DESCRIPTION OF THE TASK:
All of the material below is to be repeated exactly.

=== DATA EXCERPTS ===

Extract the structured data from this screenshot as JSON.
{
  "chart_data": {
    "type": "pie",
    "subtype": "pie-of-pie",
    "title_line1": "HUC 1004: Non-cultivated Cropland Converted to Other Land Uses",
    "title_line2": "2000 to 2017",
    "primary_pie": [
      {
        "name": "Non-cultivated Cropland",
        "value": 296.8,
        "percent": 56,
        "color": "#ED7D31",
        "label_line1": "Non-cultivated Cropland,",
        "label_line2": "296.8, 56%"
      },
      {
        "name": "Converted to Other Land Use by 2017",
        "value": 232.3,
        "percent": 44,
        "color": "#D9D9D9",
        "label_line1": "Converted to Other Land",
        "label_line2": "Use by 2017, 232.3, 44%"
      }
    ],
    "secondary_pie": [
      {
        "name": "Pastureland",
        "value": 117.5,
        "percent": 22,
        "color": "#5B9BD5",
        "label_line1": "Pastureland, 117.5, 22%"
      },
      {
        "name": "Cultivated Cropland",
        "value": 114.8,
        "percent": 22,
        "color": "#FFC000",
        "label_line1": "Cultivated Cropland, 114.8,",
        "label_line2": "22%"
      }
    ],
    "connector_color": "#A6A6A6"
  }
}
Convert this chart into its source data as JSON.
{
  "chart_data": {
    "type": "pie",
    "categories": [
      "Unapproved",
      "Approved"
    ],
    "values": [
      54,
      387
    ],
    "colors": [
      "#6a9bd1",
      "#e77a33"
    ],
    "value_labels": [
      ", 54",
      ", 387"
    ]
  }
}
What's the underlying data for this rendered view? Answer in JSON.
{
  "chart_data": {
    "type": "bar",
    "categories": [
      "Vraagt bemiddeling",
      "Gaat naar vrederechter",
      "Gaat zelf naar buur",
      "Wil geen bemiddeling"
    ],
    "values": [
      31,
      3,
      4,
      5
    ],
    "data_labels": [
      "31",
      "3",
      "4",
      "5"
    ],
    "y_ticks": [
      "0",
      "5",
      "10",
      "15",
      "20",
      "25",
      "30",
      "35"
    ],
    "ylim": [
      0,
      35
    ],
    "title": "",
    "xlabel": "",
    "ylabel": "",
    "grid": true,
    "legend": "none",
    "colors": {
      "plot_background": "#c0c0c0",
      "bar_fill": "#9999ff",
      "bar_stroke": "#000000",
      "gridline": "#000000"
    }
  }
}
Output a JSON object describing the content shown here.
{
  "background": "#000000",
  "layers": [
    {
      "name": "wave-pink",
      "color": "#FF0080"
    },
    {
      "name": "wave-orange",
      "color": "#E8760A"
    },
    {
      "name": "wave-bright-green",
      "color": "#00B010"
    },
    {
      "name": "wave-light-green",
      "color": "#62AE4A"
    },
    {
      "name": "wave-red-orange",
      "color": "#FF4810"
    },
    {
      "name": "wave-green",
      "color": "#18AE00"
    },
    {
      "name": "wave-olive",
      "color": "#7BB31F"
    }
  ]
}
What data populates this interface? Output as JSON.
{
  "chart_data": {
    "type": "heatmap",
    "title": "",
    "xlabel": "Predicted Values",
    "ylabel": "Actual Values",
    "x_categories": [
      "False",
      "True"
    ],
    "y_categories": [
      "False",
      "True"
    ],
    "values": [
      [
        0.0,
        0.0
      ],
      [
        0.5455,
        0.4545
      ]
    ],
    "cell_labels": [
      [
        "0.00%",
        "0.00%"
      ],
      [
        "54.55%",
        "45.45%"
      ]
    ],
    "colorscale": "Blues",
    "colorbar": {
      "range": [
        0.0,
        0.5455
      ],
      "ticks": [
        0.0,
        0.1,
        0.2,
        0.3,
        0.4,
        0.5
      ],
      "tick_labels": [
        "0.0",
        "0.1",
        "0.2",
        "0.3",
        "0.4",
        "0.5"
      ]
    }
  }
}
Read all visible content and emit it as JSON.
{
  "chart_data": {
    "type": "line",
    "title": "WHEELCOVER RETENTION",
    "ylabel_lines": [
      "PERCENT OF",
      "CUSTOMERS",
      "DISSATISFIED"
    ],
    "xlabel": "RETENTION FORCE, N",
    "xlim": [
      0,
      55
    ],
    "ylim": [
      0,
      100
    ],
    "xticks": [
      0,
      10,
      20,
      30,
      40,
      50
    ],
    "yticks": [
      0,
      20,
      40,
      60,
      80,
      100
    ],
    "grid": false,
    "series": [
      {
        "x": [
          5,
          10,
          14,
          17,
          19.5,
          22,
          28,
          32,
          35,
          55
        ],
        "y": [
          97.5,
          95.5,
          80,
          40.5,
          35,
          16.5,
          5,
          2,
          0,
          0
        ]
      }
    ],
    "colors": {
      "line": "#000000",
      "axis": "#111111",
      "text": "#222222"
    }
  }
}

===

RESULT OF THE TASK:
Extract the structured data from this screenshot as JSON.
{
  "chart_data": {
    "type": "pie",
    "subtype": "pie-of-pie",
    "title_line1": "HUC 1004: Non-cultivated Cropland Converted to Other Land Uses",
    "title_line2": "2000 to 2017",
    "primary_pie": [
      {
        "name": "Non-cultivated Cropland",
        "value": 296.8,
        "percent": 56,
        "color": "#ED7D31",
        "label_line1": "Non-cultivated Cropland,",
        "label_line2": "296.8, 56%"
      },
      {
        "name": "Converted to Other Land Use by 2017",
        "value": 232.3,
        "percent": 44,
        "color": "#D9D9D9",
        "label_line1": "Converted to Other Land",
        "label_line2": "Use by 2017, 232.3, 44%"
      }
    ],
    "secondary_pie": [
      {
        "name": "Pastureland",
        "value": 117.5,
        "percent": 22,
        "color": "#5B9BD5",
        "label_line1": "Pastureland, 117.5, 22%"
      },
      {
        "name": "Cultivated Cropland",
        "value": 114.8,
        "percent": 22,
        "color": "#FFC000",
        "label_line1": "Cultivated Cropland, 114.8,",
        "label_line2": "22%"
      }
    ],
    "connector_color": "#A6A6A6"
  }
}
Convert this chart into its source data as JSON.
{
  "chart_data": {
    "type": "pie",
    "categories": [
      "Unapproved",
      "Approved"
    ],
    "values": [
      54,
      387
    ],
    "colors": [
      "#6a9bd1",
      "#e77a33"
    ],
    "value_labels": [
      ", 54",
      ", 387"
    ]
  }
}
What's the underlying data for this rendered view? Answer in JSON.
{
  "chart_data": {
    "type": "bar",
    "categories": [
      "Vraagt bemiddeling",
      "Gaat naar vrederechter",
      "Gaat zelf naar buur",
      "Wil geen bemiddeling"
    ],
    "values": [
      31,
      3,
      4,
      5
    ],
    "data_labels": [
      "31",
      "3",
      "4",
      "5"
    ],
    "y_ticks": [
      "0",
      "5",
      "10",
      "15",
      "20",
      "25",
      "30",
      "35"
    ],
    "ylim": [
      0,
      35
    ],
    "title": "",
    "xlabel": "",
    "ylabel": "",
    "grid": true,
    "legend": "none",
    "colors": {
      "plot_background": "#c0c0c0",
      "bar_fill": "#9999ff",
      "bar_stroke": "#000000",
      "gridline": "#000000"
    }
  }
}
Output a JSON object describing the content shown here.
{
  "background": "#000000",
  "layers": [
    {
      "name": "wave-pink",
      "color": "#FF0080"
    },
    {
      "name": "wave-orange",
      "color": "#E8760A"
    },
    {
      "name": "wave-bright-green",
      "color": "#00B010"
    },
    {
      "name": "wave-light-green",
      "color": "#62AE4A"
    },
    {
      "name": "wave-red-orange",
      "color": "#FF4810"
    },
    {
      "name": "wave-green",
      "color": "#18AE00"
    },
    {
      "name": "wave-olive",
      "color": "#7BB31F"
    }
  ]
}
What data populates this interface? Output as JSON.
{
  "chart_data": {
    "type": "heatmap",
    "title": "",
    "xlabel": "Predicted Values",
    "ylabel": "Actual Values",
    "x_categories": [
      "False",
      "True"
    ],
    "y_categories": [
      "False",
      "True"
    ],
    "values": [
      [
        0.0,
        0.0
      ],
      [
        0.5455,
        0.4545
      ]
    ],
    "cell_labels": [
      [
        "0.00%",
        "0.00%"
      ],
      [
        "54.55%",
        "45.45%"
      ]
    ],
    "colorscale": "Blues",
    "colorbar": {
      "range": [
        0.0,
        0.5455
      ],
      "ticks": [
        0.0,
        0.1,
        0.2,
        0.3,
        0.4,
        0.5
      ],
      "tick_labels": [
        "0.0",
        "0.1",
        "0.2",
        "0.3",
        "0.4",
        "0.5"
      ]
    }
  }
}
Read all visible content and emit it as JSON.
{
  "chart_data": {
    "type": "line",
    "title": "WHEELCOVER RETENTION",
    "ylabel_lines": [
      "PERCENT OF",
      "CUSTOMERS",
      "DISSATISFIED"
    ],
    "xlabel": "RETENTION FORCE, N",
    "xlim": [
      0,
      55
    ],
    "ylim": [
      0,
      100
    ],
    "xticks": [
      0,
      10,
      20,
      30,
      40,
      50
    ],
    "yticks": [
      0,
      20,
      40,
      60,
      80,
      100
    ],
    "grid": false,
    "series": [
      {
        "x": [
          5,
          10,
          14,
          17,
          19.5,
          22,
          28,
          32,
          35,
          55
        ],
        "y": [
          97.5,
          95.5,
          80,
          40.5,
          35,
          16.5,
          5,
          2,
          0,
          0
        ]
      }
    ],
    "colors": {
      "line": "#000000",
      "axis": "#111111",
      "text": "#222222"
    }
  }
}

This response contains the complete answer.